• **DO THIS**
Reproduce the listing below word for word, from its first line through the line containing "info-icon[interactable]: i bbox=[123, 149, 131, 157]", with both of those lines included.
## START LISTED RECORDS
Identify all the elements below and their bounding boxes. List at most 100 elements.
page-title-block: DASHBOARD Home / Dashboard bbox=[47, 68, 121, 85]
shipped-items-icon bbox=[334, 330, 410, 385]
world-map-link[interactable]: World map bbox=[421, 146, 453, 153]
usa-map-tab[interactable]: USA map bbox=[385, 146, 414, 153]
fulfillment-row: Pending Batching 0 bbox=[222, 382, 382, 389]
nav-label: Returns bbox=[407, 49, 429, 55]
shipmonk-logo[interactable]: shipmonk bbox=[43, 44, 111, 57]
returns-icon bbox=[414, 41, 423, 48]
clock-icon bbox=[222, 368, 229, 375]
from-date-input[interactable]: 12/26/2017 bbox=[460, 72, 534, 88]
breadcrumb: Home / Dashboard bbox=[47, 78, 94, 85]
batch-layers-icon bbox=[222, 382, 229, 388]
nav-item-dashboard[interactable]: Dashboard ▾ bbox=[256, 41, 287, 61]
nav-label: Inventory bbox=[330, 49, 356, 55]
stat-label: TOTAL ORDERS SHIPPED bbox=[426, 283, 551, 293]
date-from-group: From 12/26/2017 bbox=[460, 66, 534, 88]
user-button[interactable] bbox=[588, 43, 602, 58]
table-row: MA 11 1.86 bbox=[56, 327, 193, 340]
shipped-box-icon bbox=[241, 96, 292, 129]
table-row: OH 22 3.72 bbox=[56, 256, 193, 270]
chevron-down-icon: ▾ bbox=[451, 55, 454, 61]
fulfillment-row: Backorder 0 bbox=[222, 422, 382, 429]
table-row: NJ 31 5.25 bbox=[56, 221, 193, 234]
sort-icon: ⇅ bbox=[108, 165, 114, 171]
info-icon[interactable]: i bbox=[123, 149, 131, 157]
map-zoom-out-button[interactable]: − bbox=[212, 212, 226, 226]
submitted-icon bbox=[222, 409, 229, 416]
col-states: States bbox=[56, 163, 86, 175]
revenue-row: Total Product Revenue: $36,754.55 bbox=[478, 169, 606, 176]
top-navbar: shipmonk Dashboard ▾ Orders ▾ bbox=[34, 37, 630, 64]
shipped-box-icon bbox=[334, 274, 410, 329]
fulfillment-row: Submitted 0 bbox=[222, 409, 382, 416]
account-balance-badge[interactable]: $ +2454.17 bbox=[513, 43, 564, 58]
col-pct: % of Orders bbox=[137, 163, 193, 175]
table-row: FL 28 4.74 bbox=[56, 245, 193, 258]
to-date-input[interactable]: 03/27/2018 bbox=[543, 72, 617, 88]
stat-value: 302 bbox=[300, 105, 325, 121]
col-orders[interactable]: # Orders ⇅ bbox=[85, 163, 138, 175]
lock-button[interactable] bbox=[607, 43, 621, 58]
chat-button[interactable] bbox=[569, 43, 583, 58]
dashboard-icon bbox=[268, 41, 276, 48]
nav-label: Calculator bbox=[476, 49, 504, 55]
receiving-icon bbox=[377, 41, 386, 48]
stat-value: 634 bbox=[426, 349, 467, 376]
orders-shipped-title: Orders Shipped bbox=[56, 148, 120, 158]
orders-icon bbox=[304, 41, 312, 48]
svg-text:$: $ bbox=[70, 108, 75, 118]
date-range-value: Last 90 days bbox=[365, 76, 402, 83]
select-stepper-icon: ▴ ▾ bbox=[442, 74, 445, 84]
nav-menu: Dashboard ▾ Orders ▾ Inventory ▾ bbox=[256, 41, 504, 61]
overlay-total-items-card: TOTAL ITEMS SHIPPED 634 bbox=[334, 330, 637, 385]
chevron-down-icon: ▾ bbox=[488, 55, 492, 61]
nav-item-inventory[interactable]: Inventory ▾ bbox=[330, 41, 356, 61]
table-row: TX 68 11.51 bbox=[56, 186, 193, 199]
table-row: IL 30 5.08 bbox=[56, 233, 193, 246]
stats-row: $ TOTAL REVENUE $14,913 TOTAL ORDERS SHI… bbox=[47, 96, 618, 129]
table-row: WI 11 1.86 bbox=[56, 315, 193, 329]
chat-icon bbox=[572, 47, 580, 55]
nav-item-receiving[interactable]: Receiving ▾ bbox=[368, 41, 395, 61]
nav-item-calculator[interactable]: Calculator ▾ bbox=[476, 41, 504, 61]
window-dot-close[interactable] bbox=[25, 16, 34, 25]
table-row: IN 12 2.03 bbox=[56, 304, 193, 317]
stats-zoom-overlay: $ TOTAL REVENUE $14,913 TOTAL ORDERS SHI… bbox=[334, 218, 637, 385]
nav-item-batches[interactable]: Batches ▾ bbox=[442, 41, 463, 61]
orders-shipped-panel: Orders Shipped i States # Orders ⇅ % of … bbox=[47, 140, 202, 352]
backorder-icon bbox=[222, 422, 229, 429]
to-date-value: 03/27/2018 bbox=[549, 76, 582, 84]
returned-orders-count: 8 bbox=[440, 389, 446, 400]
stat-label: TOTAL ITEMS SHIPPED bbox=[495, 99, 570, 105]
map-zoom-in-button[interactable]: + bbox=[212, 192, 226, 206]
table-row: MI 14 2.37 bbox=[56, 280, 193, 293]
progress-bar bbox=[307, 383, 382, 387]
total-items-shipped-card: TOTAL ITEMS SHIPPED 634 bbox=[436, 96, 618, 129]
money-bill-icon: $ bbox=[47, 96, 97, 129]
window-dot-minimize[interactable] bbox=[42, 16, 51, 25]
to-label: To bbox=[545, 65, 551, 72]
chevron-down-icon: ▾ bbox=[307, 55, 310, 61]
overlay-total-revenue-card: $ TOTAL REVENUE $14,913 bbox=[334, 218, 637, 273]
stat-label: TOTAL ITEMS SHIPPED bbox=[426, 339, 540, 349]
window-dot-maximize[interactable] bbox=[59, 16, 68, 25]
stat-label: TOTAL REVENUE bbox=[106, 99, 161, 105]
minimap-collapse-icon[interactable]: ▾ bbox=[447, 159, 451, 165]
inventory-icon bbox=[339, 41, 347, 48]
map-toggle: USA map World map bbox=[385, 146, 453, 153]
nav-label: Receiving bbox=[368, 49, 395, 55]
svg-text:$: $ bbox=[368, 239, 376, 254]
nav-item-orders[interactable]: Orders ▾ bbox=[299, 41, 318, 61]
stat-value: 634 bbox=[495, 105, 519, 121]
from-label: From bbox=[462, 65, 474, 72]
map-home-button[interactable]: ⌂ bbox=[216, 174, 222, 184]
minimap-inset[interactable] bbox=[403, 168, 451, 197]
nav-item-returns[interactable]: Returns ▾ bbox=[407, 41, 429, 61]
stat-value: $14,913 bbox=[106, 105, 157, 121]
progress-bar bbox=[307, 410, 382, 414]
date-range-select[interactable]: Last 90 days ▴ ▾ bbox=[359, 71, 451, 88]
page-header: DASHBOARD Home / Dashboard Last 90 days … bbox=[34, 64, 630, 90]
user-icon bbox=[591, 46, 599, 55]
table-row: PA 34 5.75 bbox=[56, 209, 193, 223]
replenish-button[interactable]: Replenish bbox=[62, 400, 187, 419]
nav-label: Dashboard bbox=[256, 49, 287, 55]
## END LISTED RECORDS
• **OUTPUT**
Identify all the elements below and their bounding boxes. List at most 100 elements.
page-title-block: DASHBOARD Home / Dashboard bbox=[47, 68, 121, 85]
shipped-items-icon bbox=[334, 330, 410, 385]
world-map-link[interactable]: World map bbox=[421, 146, 453, 153]
usa-map-tab[interactable]: USA map bbox=[385, 146, 414, 153]
fulfillment-row: Pending Batching 0 bbox=[222, 382, 382, 389]
nav-label: Returns bbox=[407, 49, 429, 55]
shipmonk-logo[interactable]: shipmonk bbox=[43, 44, 111, 57]
returns-icon bbox=[414, 41, 423, 48]
clock-icon bbox=[222, 368, 229, 375]
from-date-input[interactable]: 12/26/2017 bbox=[460, 72, 534, 88]
breadcrumb: Home / Dashboard bbox=[47, 78, 94, 85]
batch-layers-icon bbox=[222, 382, 229, 388]
nav-item-dashboard[interactable]: Dashboard ▾ bbox=[256, 41, 287, 61]
nav-label: Inventory bbox=[330, 49, 356, 55]
stat-label: TOTAL ORDERS SHIPPED bbox=[426, 283, 551, 293]
date-from-group: From 12/26/2017 bbox=[460, 66, 534, 88]
user-button[interactable] bbox=[588, 43, 602, 58]
table-row: MA 11 1.86 bbox=[56, 327, 193, 340]
shipped-box-icon bbox=[241, 96, 292, 129]
table-row: OH 22 3.72 bbox=[56, 256, 193, 270]
chevron-down-icon: ▾ bbox=[451, 55, 454, 61]
fulfillment-row: Backorder 0 bbox=[222, 422, 382, 429]
table-row: NJ 31 5.25 bbox=[56, 221, 193, 234]
sort-icon: ⇅ bbox=[108, 165, 114, 171]
info-icon[interactable]: i bbox=[123, 149, 131, 157]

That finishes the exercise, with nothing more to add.